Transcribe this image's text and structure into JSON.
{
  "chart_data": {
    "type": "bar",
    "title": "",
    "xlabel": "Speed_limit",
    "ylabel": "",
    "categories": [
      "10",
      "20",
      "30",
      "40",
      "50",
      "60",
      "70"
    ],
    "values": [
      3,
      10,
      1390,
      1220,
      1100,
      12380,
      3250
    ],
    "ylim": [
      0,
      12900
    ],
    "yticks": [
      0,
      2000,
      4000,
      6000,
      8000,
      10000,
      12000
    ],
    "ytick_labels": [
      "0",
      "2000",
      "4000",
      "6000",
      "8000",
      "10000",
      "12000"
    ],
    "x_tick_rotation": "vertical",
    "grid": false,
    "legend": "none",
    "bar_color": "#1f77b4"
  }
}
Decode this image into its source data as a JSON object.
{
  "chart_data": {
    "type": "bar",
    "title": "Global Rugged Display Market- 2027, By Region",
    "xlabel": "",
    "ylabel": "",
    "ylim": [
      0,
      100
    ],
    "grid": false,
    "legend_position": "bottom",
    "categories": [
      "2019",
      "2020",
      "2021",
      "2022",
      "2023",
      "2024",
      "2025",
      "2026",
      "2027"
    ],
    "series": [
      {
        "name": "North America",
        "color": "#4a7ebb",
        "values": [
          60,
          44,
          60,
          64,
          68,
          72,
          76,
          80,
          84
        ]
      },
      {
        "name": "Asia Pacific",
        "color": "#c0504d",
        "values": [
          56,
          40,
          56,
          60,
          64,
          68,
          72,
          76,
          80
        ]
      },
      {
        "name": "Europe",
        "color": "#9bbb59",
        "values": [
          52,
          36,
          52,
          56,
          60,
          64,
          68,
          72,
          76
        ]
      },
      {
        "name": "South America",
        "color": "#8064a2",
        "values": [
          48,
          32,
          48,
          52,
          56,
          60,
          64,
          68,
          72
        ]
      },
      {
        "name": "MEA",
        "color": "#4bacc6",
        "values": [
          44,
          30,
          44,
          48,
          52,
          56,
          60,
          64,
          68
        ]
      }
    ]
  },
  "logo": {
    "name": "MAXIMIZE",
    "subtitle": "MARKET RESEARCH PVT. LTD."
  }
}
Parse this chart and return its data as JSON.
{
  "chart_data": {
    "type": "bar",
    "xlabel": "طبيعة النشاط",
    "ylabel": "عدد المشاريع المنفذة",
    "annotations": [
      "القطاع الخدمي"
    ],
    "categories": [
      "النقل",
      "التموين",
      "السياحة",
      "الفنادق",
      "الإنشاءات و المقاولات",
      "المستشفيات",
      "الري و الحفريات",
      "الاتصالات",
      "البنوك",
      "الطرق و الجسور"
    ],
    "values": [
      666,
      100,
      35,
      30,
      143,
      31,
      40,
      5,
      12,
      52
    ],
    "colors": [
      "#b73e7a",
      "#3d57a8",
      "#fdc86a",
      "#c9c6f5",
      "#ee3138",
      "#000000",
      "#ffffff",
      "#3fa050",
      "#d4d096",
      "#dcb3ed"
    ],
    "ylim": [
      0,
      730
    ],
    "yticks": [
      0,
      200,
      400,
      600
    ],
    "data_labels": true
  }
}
####################
From the preceding material, extract every line exactly.

Transcribe this image's text and structure into JSON.
{
  "chart_data": {
    "type": "bar",
    "title": "",
    "xlabel": "Speed_limit",
    "ylabel": "",
    "categories": [
      "10",
      "20",
      "30",
      "40",
      "50",
      "60",
      "70"
    ],
    "values": [
      3,
      10,
      1390,
      1220,
      1100,
      12380,
      3250
    ],
    "ylim": [
      0,
      12900
    ],
    "yticks": [
      0,
      2000,
      4000,
      6000,
      8000,
      10000,
      12000
    ],
    "ytick_labels": [
      "0",
      "2000",
      "4000",
      "6000",
      "8000",
      "10000",
      "12000"
    ],
    "x_tick_rotation": "vertical",
    "grid": false,
    "legend": "none",
    "bar_color": "#1f77b4"
  }
}
Decode this image into its source data as a JSON object.
{
  "chart_data": {
    "type": "bar",
    "title": "Global Rugged Display Market- 2027, By Region",
    "xlabel": "",
    "ylabel": "",
    "ylim": [
      0,
      100
    ],
    "grid": false,
    "legend_position": "bottom",
    "categories": [
      "2019",
      "2020",
      "2021",
      "2022",
      "2023",
      "2024",
      "2025",
      "2026",
      "2027"
    ],
    "series": [
      {
        "name": "North America",
        "color": "#4a7ebb",
        "values": [
          60,
          44,
          60,
          64,
          68,
          72,
          76,
          80,
          84
        ]
      },
      {
        "name": "Asia Pacific",
        "color": "#c0504d",
        "values": [
          56,
          40,
          56,
          60,
          64,
          68,
          72,
          76,
          80
        ]
      },
      {
        "name": "Europe",
        "color": "#9bbb59",
        "values": [
          52,
          36,
          52,
          56,
          60,
          64,
          68,
          72,
          76
        ]
      },
      {
        "name": "South America",
        "color": "#8064a2",
        "values": [
          48,
          32,
          48,
          52,
          56,
          60,
          64,
          68,
          72
        ]
      },
      {
        "name": "MEA",
        "color": "#4bacc6",
        "values": [
          44,
          30,
          44,
          48,
          52,
          56,
          60,
          64,
          68
        ]
      }
    ]
  },
  "logo": {
    "name": "MAXIMIZE",
    "subtitle": "MARKET RESEARCH PVT. LTD."
  }
}
Parse this chart and return its data as JSON.
{
  "chart_data": {
    "type": "bar",
    "xlabel": "طبيعة النشاط",
    "ylabel": "عدد المشاريع المنفذة",
    "annotations": [
      "القطاع الخدمي"
    ],
    "categories": [
      "النقل",
      "التموين",
      "السياحة",
      "الفنادق",
      "الإنشاءات و المقاولات",
      "المستشفيات",
      "الري و الحفريات",
      "الاتصالات",
      "البنوك",
      "الطرق و الجسور"
    ],
    "values": [
      666,
      100,
      35,
      30,
      143,
      31,
      40,
      5,
      12,
      52
    ],
    "colors": [
      "#b73e7a",
      "#3d57a8",
      "#fdc86a",
      "#c9c6f5",
      "#ee3138",
      "#000000",
      "#ffffff",
      "#3fa050",
      "#d4d096",
      "#dcb3ed"
    ],
    "ylim": [
      0,
      730
    ],
    "yticks": [
      0,
      200,
      400,
      600
    ],
    "data_labels": true
  }
}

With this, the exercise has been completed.